Write down each entry again, exactly as it reads.

--- --- ---

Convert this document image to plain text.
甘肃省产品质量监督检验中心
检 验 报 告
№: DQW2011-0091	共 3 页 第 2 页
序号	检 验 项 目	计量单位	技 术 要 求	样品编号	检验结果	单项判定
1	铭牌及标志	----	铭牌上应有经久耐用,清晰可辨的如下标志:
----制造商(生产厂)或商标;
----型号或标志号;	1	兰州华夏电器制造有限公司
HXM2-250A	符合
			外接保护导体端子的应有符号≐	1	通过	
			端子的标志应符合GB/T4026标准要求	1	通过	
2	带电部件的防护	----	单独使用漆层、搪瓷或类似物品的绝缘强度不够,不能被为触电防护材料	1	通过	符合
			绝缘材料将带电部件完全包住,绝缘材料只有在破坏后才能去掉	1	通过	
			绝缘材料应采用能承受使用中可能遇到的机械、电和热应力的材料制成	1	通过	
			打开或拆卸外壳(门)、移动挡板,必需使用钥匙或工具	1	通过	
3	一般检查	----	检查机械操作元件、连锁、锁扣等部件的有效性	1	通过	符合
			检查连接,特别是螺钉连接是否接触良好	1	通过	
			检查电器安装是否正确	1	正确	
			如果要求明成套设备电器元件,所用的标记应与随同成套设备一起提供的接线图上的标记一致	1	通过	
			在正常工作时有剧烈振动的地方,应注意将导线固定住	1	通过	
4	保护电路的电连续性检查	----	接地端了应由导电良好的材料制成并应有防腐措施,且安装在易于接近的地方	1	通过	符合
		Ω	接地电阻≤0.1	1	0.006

--- --- ---

TASK RESULT:
Convert this document image to plain text.
甘肃省产品质量监督检验中心
检 验 报 告
№: DQW2011-0091	共 3 页 第 2 页
序号	检 验 项 目	计量单位	技 术 要 求	样品编号	检验结果	单项判定
1	铭牌及标志	----	铭牌上应有经久耐用,清晰可辨的如下标志:
----制造商(生产厂)或商标;
----型号或标志号;	1	兰州华夏电器制造有限公司
HXM2-250A	符合
			外接保护导体端子的应有符号≐	1	通过	
			端子的标志应符合GB/T4026标准要求	1	通过	
2	带电部件的防护	----	单独使用漆层、搪瓷或类似物品的绝缘强度不够,不能被为触电防护材料	1	通过	符合
			绝缘材料将带电部件完全包住,绝缘材料只有在破坏后才能去掉	1	通过	
			绝缘材料应采用能承受使用中可能遇到的机械、电和热应力的材料制成	1	通过	
			打开或拆卸外壳(门)、移动挡板,必需使用钥匙或工具	1	通过	
3	一般检查	----	检查机械操作元件、连锁、锁扣等部件的有效性	1	通过	符合
			检查连接,特别是螺钉连接是否接触良好	1	通过	
			检查电器安装是否正确	1	正确	
			如果要求明成套设备电器元件,所用的标记应与随同成套设备一起提供的接线图上的标记一致	1	通过	
			在正常工作时有剧烈振动的地方,应注意将导线固定住	1	通过	
4	保护电路的电连续性检查	----	接地端了应由导电良好的材料制成并应有防腐措施,且安装在易于接近的地方	1	通过	符合
		Ω	接地电阻≤0.1	1	0.006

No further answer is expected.